(Stored records)
◆ ◆ ◆ ◆ ◆

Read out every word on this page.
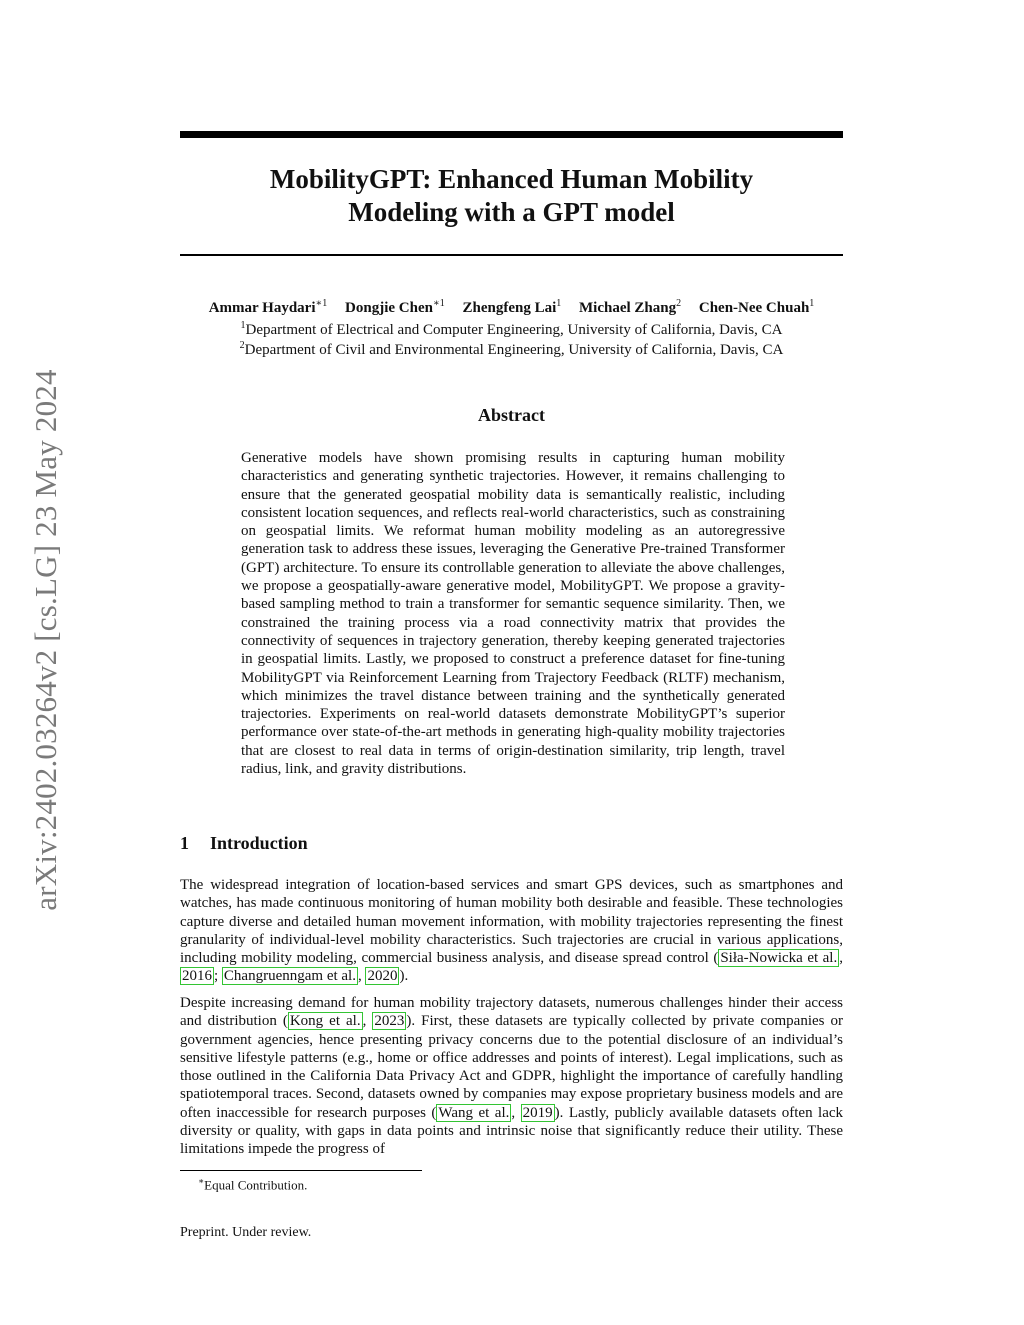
arXiv:2402.03264v2 [cs.LG] 23 May 2024
MobilityGPT: Enhanced Human Mobility
Modeling with a GPT model
Ammar Haydari$^{∗1}$ Dongjie Chen$^{∗1}$ Zhengfeng Lai$^1$ Michael Zhang$^2$ Chen-Nee Chuah$^1$
$^1$Department of Electrical and Computer Engineering, University of California, Davis, CA
$^2$Department of Civil and Environmental Engineering, University of California, Davis, CA
Abstract
Generative models have shown promising results in capturing human mobility characteristics and generating synthetic trajectories. However, it remains challenging to ensure that the generated geospatial mobility data is semantically realistic, including consistent location sequences, and reflects real-world characteristics, such as constraining on geospatial limits. We reformat human mobility modeling as an autoregressive generation task to address these issues, leveraging the Generative Pre-trained Transformer (GPT) architecture. To ensure its controllable generation to alleviate the above challenges, we propose a geospatially-aware generative model, MobilityGPT. We propose a gravity-based sampling method to train a transformer for semantic sequence similarity. Then, we constrained the training process via a road connectivity matrix that provides the connectivity of sequences in trajectory generation, thereby keeping generated trajectories in geospatial limits. Lastly, we proposed to construct a preference dataset for fine-tuning MobilityGPT via Reinforcement Learning from Trajectory Feedback (RLTF) mechanism, which minimizes the travel distance between training and the synthetically generated trajectories. Experiments on real-world datasets demonstrate MobilityGPT’s superior performance over state-of-the-art methods in generating high-quality mobility trajectories that are closest to real data in terms of origin-destination similarity, trip length, travel radius, link, and gravity distributions.
1 Introduction

The widespread integration of location-based services and smart GPS devices, such as smartphones and watches, has made continuous monitoring of human mobility both desirable and feasible. These technologies capture diverse and detailed human movement information, with mobility trajectories representing the finest granularity of individual-level mobility characteristics. Such trajectories are crucial in various applications, including mobility modeling, commercial business analysis, and disease spread control ( Siła-Nowicka et al. , 2016 ; Changruenngam et al. , 2020 ).

Despite increasing demand for human mobility trajectory datasets, numerous challenges hinder their access and distribution ( Kong et al. , 2023 ). First, these datasets are typically collected by private companies or government agencies, hence presenting privacy concerns due to the potential disclosure of an individual’s sensitive lifestyle patterns (e.g., home or office addresses and points of interest). Legal implications, such as those outlined in the California Data Privacy Act and GDPR, highlight the importance of carefully handling spatiotemporal traces. Second, datasets owned by companies may expose proprietary business models and are often inaccessible for research purposes ( Wang et al. , 2019 ). Lastly, publicly available datasets often lack diversity or quality, with gaps in data points and intrinsic noise that significantly reduce their utility. These limitations impede the progress of

∗Equal Contribution.
Preprint. Under review.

◆ ◆ ◆ ◆ ◆

**DESCRIPTION OF THE TASK**
Pull out all lines from the listing that contain the string "Davis".

**ANSWER**
$^1$Department of Electrical and Computer Engineering, University of California, Davis, CA
$^2$Department of Civil and Environmental Engineering, University of California, Davis, CA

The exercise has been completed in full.